The task: Using the data below, repeat all of it precisely.

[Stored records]
+ + +

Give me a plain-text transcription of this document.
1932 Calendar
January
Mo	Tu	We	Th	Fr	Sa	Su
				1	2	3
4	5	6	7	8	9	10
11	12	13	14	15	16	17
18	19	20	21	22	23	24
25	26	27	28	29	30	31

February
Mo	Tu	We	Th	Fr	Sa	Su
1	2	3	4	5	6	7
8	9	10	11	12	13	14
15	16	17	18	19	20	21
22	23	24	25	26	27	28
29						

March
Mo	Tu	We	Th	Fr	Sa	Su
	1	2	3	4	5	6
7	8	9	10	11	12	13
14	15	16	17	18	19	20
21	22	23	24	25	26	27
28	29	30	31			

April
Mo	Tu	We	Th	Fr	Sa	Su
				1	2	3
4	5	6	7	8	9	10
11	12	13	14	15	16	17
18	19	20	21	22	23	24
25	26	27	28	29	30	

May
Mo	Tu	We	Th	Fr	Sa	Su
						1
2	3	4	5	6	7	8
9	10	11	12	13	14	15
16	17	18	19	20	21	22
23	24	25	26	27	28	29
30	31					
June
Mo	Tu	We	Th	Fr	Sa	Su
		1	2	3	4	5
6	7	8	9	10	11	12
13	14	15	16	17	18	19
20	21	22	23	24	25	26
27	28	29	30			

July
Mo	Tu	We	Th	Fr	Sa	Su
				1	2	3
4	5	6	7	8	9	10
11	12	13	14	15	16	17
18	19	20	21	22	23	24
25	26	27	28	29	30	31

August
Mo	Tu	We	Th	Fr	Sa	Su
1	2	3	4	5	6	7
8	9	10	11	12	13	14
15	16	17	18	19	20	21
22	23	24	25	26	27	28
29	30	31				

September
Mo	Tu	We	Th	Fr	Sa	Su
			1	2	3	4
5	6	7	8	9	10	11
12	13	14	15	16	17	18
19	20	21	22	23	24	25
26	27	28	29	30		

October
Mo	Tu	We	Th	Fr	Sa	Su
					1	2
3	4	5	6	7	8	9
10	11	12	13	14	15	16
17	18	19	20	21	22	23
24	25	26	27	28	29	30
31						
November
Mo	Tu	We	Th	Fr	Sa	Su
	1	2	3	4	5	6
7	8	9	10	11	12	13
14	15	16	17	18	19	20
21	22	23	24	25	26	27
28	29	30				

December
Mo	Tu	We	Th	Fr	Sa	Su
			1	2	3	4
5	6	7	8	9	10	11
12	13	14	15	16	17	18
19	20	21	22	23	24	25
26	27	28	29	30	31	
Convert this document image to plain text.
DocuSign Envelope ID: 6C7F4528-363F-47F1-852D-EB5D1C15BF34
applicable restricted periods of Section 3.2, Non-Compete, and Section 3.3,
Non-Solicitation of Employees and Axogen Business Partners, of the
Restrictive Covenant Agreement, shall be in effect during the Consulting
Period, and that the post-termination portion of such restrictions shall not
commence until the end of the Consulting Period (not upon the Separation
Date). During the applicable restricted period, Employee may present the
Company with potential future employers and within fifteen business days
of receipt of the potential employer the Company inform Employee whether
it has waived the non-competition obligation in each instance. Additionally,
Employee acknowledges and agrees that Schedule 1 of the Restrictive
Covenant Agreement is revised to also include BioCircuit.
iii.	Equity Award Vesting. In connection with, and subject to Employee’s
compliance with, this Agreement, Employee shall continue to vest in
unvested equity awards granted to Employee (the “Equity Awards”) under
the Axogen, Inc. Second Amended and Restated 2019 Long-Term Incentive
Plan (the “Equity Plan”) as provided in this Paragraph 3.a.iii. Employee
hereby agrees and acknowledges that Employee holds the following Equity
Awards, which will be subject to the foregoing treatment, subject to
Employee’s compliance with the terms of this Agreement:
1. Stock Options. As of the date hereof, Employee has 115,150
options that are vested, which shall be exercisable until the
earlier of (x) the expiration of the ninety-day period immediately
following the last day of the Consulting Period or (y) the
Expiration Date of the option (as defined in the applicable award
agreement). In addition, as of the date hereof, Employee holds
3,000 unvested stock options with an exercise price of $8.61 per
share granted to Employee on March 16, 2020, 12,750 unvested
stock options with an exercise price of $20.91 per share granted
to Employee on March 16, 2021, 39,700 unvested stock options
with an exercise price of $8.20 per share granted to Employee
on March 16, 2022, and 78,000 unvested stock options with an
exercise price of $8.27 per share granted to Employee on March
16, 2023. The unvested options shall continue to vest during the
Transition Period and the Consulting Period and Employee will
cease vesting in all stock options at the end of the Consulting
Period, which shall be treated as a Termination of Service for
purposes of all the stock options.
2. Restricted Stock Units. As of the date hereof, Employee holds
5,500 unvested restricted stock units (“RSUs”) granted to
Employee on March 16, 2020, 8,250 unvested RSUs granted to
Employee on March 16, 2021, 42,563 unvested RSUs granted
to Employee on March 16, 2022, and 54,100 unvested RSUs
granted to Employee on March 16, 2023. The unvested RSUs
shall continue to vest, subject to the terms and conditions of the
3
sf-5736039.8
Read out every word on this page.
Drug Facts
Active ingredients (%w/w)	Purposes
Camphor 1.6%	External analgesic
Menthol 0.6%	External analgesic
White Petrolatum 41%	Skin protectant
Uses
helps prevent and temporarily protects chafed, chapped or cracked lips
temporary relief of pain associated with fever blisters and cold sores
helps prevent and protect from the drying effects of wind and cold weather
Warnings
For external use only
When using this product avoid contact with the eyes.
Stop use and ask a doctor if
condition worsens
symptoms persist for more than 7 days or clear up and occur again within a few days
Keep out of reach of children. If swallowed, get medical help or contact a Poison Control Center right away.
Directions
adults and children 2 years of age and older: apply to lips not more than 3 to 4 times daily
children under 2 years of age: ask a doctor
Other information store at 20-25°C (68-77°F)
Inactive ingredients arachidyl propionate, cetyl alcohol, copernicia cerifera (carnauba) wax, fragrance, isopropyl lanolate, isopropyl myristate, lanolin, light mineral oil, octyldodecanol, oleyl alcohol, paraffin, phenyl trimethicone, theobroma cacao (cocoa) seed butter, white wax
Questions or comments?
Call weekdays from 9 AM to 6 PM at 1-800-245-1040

+ + +

Expected output:
Give me a plain-text transcription of this document.
1932 Calendar
January
Mo	Tu	We	Th	Fr	Sa	Su
				1	2	3
4	5	6	7	8	9	10
11	12	13	14	15	16	17
18	19	20	21	22	23	24
25	26	27	28	29	30	31

February
Mo	Tu	We	Th	Fr	Sa	Su
1	2	3	4	5	6	7
8	9	10	11	12	13	14
15	16	17	18	19	20	21
22	23	24	25	26	27	28
29						

March
Mo	Tu	We	Th	Fr	Sa	Su
	1	2	3	4	5	6
7	8	9	10	11	12	13
14	15	16	17	18	19	20
21	22	23	24	25	26	27
28	29	30	31			

April
Mo	Tu	We	Th	Fr	Sa	Su
				1	2	3
4	5	6	7	8	9	10
11	12	13	14	15	16	17
18	19	20	21	22	23	24
25	26	27	28	29	30	

May
Mo	Tu	We	Th	Fr	Sa	Su
						1
2	3	4	5	6	7	8
9	10	11	12	13	14	15
16	17	18	19	20	21	22
23	24	25	26	27	28	29
30	31					
June
Mo	Tu	We	Th	Fr	Sa	Su
		1	2	3	4	5
6	7	8	9	10	11	12
13	14	15	16	17	18	19
20	21	22	23	24	25	26
27	28	29	30			

July
Mo	Tu	We	Th	Fr	Sa	Su
				1	2	3
4	5	6	7	8	9	10
11	12	13	14	15	16	17
18	19	20	21	22	23	24
25	26	27	28	29	30	31

August
Mo	Tu	We	Th	Fr	Sa	Su
1	2	3	4	5	6	7
8	9	10	11	12	13	14
15	16	17	18	19	20	21
22	23	24	25	26	27	28
29	30	31				

September
Mo	Tu	We	Th	Fr	Sa	Su
			1	2	3	4
5	6	7	8	9	10	11
12	13	14	15	16	17	18
19	20	21	22	23	24	25
26	27	28	29	30		

October
Mo	Tu	We	Th	Fr	Sa	Su
					1	2
3	4	5	6	7	8	9
10	11	12	13	14	15	16
17	18	19	20	21	22	23
24	25	26	27	28	29	30
31						
November
Mo	Tu	We	Th	Fr	Sa	Su
	1	2	3	4	5	6
7	8	9	10	11	12	13
14	15	16	17	18	19	20
21	22	23	24	25	26	27
28	29	30				

December
Mo	Tu	We	Th	Fr	Sa	Su
			1	2	3	4
5	6	7	8	9	10	11
12	13	14	15	16	17	18
19	20	21	22	23	24	25
26	27	28	29	30	31	
Convert this document image to plain text.
DocuSign Envelope ID: 6C7F4528-363F-47F1-852D-EB5D1C15BF34
applicable restricted periods of Section 3.2, Non-Compete, and Section 3.3,
Non-Solicitation of Employees and Axogen Business Partners, of the
Restrictive Covenant Agreement, shall be in effect during the Consulting
Period, and that the post-termination portion of such restrictions shall not
commence until the end of the Consulting Period (not upon the Separation
Date). During the applicable restricted period, Employee may present the
Company with potential future employers and within fifteen business days
of receipt of the potential employer the Company inform Employee whether
it has waived the non-competition obligation in each instance. Additionally,
Employee acknowledges and agrees that Schedule 1 of the Restrictive
Covenant Agreement is revised to also include BioCircuit.
iii.	Equity Award Vesting. In connection with, and subject to Employee’s
compliance with, this Agreement, Employee shall continue to vest in
unvested equity awards granted to Employee (the “Equity Awards”) under
the Axogen, Inc. Second Amended and Restated 2019 Long-Term Incentive
Plan (the “Equity Plan”) as provided in this Paragraph 3.a.iii. Employee
hereby agrees and acknowledges that Employee holds the following Equity
Awards, which will be subject to the foregoing treatment, subject to
Employee’s compliance with the terms of this Agreement:
1. Stock Options. As of the date hereof, Employee has 115,150
options that are vested, which shall be exercisable until the
earlier of (x) the expiration of the ninety-day period immediately
following the last day of the Consulting Period or (y) the
Expiration Date of the option (as defined in the applicable award
agreement). In addition, as of the date hereof, Employee holds
3,000 unvested stock options with an exercise price of $8.61 per
share granted to Employee on March 16, 2020, 12,750 unvested
stock options with an exercise price of $20.91 per share granted
to Employee on March 16, 2021, 39,700 unvested stock options
with an exercise price of $8.20 per share granted to Employee
on March 16, 2022, and 78,000 unvested stock options with an
exercise price of $8.27 per share granted to Employee on March
16, 2023. The unvested options shall continue to vest during the
Transition Period and the Consulting Period and Employee will
cease vesting in all stock options at the end of the Consulting
Period, which shall be treated as a Termination of Service for
purposes of all the stock options.
2. Restricted Stock Units. As of the date hereof, Employee holds
5,500 unvested restricted stock units (“RSUs”) granted to
Employee on March 16, 2020, 8,250 unvested RSUs granted to
Employee on March 16, 2021, 42,563 unvested RSUs granted
to Employee on March 16, 2022, and 54,100 unvested RSUs
granted to Employee on March 16, 2023. The unvested RSUs
shall continue to vest, subject to the terms and conditions of the
3
sf-5736039.8
Read out every word on this page.
Drug Facts
Active ingredients (%w/w)	Purposes
Camphor 1.6%	External analgesic
Menthol 0.6%	External analgesic
White Petrolatum 41%	Skin protectant
Uses
helps prevent and temporarily protects chafed, chapped or cracked lips
temporary relief of pain associated with fever blisters and cold sores
helps prevent and protect from the drying effects of wind and cold weather
Warnings
For external use only
When using this product avoid contact with the eyes.
Stop use and ask a doctor if
condition worsens
symptoms persist for more than 7 days or clear up and occur again within a few days
Keep out of reach of children. If swallowed, get medical help or contact a Poison Control Center right away.
Directions
adults and children 2 years of age and older: apply to lips not more than 3 to 4 times daily
children under 2 years of age: ask a doctor
Other information store at 20-25°C (68-77°F)
Inactive ingredients arachidyl propionate, cetyl alcohol, copernicia cerifera (carnauba) wax, fragrance, isopropyl lanolate, isopropyl myristate, lanolin, light mineral oil, octyldodecanol, oleyl alcohol, paraffin, phenyl trimethicone, theobroma cacao (cocoa) seed butter, white wax
Questions or comments?
Call weekdays from 9 AM to 6 PM at 1-800-245-1040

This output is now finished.